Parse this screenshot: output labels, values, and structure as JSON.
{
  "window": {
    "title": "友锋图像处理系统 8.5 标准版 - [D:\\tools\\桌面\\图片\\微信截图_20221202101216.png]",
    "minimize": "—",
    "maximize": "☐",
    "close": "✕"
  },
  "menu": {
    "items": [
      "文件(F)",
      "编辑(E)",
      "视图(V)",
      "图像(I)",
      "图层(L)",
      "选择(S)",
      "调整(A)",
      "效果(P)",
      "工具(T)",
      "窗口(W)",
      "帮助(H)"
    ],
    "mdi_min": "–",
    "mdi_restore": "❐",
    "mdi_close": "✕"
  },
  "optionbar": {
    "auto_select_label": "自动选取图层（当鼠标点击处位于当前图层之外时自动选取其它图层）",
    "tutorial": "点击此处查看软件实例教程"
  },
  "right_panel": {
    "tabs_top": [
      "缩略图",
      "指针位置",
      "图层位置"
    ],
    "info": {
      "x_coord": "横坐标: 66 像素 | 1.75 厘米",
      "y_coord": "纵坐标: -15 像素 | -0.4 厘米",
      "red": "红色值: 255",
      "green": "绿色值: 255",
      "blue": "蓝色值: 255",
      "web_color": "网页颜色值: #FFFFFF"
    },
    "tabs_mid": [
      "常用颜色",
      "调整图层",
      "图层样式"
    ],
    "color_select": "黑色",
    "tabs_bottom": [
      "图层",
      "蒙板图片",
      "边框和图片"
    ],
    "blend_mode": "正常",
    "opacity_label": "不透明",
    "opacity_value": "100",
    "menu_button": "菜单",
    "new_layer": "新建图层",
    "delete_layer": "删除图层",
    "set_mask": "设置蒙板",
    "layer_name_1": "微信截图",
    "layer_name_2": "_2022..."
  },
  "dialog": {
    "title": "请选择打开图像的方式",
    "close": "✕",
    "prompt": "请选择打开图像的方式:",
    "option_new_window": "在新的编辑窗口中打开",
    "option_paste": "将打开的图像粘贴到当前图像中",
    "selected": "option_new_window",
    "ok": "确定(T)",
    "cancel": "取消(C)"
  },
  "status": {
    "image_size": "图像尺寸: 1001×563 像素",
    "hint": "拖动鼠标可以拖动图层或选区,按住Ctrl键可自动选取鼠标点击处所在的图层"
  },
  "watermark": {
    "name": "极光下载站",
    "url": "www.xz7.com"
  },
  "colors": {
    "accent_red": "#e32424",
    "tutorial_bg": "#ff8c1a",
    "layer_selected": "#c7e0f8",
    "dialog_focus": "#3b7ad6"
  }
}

--

STATED TASK
Write each line above out exactly.

SOLUTION TO THE EXERCISE
Parse this screenshot: output labels, values, and structure as JSON.
{
  "window": {
    "title": "友锋图像处理系统 8.5 标准版 - [D:\\tools\\桌面\\图片\\微信截图_20221202101216.png]",
    "minimize": "—",
    "maximize": "☐",
    "close": "✕"
  },
  "menu": {
    "items": [
      "文件(F)",
      "编辑(E)",
      "视图(V)",
      "图像(I)",
      "图层(L)",
      "选择(S)",
      "调整(A)",
      "效果(P)",
      "工具(T)",
      "窗口(W)",
      "帮助(H)"
    ],
    "mdi_min": "–",
    "mdi_restore": "❐",
    "mdi_close": "✕"
  },
  "optionbar": {
    "auto_select_label": "自动选取图层（当鼠标点击处位于当前图层之外时自动选取其它图层）",
    "tutorial": "点击此处查看软件实例教程"
  },
  "right_panel": {
    "tabs_top": [
      "缩略图",
      "指针位置",
      "图层位置"
    ],
    "info": {
      "x_coord": "横坐标: 66 像素 | 1.75 厘米",
      "y_coord": "纵坐标: -15 像素 | -0.4 厘米",
      "red": "红色值: 255",
      "green": "绿色值: 255",
      "blue": "蓝色值: 255",
      "web_color": "网页颜色值: #FFFFFF"
    },
    "tabs_mid": [
      "常用颜色",
      "调整图层",
      "图层样式"
    ],
    "color_select": "黑色",
    "tabs_bottom": [
      "图层",
      "蒙板图片",
      "边框和图片"
    ],
    "blend_mode": "正常",
    "opacity_label": "不透明",
    "opacity_value": "100",
    "menu_button": "菜单",
    "new_layer": "新建图层",
    "delete_layer": "删除图层",
    "set_mask": "设置蒙板",
    "layer_name_1": "微信截图",
    "layer_name_2": "_2022..."
  },
  "dialog": {
    "title": "请选择打开图像的方式",
    "close": "✕",
    "prompt": "请选择打开图像的方式:",
    "option_new_window": "在新的编辑窗口中打开",
    "option_paste": "将打开的图像粘贴到当前图像中",
    "selected": "option_new_window",
    "ok": "确定(T)",
    "cancel": "取消(C)"
  },
  "status": {
    "image_size": "图像尺寸: 1001×563 像素",
    "hint": "拖动鼠标可以拖动图层或选区,按住Ctrl键可自动选取鼠标点击处所在的图层"
  },
  "watermark": {
    "name": "极光下载站",
    "url": "www.xz7.com"
  },
  "colors": {
    "accent_red": "#e32424",
    "tutorial_bg": "#ff8c1a",
    "layer_selected": "#c7e0f8",
    "dialog_focus": "#3b7ad6"
  }
}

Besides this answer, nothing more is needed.